Look through the data and write out every line with the word "values" in it.

── DATA ENTRIES ──

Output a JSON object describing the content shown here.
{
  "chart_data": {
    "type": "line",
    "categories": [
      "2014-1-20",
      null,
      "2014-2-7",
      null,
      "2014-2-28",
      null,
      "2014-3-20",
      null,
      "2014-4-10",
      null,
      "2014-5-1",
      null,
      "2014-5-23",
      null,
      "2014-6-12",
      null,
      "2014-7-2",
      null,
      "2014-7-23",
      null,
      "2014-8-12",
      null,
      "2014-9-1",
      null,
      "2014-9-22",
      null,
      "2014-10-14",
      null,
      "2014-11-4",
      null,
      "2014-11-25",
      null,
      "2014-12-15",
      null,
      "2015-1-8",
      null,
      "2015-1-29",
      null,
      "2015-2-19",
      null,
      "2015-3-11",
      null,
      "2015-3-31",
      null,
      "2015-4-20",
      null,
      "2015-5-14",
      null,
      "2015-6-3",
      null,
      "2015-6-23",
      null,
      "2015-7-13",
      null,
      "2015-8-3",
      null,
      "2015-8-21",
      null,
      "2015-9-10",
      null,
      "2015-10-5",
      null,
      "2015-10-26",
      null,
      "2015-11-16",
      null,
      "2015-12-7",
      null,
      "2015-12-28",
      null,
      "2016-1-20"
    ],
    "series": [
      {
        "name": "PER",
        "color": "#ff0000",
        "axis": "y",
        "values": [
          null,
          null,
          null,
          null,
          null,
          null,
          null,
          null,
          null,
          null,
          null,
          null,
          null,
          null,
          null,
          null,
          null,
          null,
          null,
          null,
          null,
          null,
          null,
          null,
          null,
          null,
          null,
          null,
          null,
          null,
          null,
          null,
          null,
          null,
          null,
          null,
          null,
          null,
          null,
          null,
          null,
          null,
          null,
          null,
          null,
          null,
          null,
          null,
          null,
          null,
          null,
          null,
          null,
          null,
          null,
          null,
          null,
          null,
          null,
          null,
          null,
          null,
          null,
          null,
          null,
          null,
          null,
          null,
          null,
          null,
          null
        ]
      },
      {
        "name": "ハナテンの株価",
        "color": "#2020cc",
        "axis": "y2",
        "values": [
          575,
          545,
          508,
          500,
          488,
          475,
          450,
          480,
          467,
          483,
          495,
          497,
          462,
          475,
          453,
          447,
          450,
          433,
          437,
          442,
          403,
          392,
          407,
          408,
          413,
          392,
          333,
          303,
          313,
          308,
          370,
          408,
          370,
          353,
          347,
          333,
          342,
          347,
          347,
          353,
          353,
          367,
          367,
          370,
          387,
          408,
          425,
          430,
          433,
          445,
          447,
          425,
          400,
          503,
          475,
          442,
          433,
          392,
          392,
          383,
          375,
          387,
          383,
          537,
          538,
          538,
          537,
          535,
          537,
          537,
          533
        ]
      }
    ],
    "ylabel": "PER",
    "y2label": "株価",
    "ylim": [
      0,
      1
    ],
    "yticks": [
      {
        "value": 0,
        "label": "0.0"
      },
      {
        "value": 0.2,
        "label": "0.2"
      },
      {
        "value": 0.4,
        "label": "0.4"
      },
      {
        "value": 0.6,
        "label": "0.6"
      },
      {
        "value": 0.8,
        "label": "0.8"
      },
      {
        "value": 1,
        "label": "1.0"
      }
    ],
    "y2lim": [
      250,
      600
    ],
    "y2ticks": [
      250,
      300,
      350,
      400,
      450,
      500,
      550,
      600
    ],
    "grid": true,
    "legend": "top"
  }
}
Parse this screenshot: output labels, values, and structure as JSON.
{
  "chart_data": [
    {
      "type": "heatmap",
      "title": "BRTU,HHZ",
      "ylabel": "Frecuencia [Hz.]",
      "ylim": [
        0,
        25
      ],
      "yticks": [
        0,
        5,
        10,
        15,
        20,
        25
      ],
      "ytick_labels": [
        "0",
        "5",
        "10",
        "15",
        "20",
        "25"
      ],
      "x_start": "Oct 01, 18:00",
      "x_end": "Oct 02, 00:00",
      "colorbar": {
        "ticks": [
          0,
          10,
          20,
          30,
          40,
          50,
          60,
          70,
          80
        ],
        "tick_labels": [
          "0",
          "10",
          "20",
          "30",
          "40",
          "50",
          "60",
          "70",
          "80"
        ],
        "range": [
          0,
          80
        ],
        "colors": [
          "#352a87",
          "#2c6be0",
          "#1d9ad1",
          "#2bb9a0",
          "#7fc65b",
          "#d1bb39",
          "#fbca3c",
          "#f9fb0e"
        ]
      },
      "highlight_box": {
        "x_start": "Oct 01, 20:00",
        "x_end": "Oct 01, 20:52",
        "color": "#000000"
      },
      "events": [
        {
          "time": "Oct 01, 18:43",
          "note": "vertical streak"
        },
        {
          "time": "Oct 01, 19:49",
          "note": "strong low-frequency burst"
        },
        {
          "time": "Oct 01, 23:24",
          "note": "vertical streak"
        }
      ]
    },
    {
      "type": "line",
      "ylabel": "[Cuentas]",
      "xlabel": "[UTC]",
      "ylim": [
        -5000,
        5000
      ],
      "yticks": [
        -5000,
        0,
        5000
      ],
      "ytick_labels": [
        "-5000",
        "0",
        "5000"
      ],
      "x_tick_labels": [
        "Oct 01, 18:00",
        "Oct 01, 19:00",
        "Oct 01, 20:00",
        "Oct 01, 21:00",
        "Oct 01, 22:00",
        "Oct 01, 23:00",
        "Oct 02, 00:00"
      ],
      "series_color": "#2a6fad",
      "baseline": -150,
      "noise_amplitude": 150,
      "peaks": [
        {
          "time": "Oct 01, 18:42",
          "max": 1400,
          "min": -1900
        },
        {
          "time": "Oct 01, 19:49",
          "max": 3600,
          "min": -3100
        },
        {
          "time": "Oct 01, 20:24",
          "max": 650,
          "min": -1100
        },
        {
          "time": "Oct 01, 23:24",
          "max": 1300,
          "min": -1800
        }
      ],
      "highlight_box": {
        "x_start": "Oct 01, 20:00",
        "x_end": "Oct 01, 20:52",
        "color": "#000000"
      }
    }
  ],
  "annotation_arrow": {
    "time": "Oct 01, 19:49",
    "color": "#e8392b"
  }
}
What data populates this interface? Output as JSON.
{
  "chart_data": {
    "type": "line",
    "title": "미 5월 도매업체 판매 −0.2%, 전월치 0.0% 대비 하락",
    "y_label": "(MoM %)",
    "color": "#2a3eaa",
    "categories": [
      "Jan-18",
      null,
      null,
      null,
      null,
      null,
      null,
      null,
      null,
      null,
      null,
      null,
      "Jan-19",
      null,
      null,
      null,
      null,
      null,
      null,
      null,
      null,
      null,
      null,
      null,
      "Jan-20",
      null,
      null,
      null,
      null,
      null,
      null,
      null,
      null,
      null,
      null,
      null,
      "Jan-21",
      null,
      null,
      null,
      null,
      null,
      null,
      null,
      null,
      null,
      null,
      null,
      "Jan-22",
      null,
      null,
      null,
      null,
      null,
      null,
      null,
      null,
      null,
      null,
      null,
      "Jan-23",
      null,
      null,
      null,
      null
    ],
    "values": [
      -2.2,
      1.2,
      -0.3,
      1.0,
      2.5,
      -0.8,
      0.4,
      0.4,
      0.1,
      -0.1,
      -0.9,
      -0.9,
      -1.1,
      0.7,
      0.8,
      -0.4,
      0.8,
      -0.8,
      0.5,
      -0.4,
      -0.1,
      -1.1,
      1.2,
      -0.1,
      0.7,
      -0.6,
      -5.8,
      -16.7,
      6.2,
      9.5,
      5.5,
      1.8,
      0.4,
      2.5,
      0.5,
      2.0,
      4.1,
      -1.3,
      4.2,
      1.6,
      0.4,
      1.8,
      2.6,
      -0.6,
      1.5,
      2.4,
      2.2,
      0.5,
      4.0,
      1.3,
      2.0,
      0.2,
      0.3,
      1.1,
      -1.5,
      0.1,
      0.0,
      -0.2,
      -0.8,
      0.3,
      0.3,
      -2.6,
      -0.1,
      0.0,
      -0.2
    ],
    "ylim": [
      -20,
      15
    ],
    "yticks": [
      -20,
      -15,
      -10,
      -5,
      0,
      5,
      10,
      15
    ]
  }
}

───

● **RESULT OF THE TASK**:
        "values": [
        "values": [
Parse this screenshot: output labels, values, and structure as JSON.
    "values": [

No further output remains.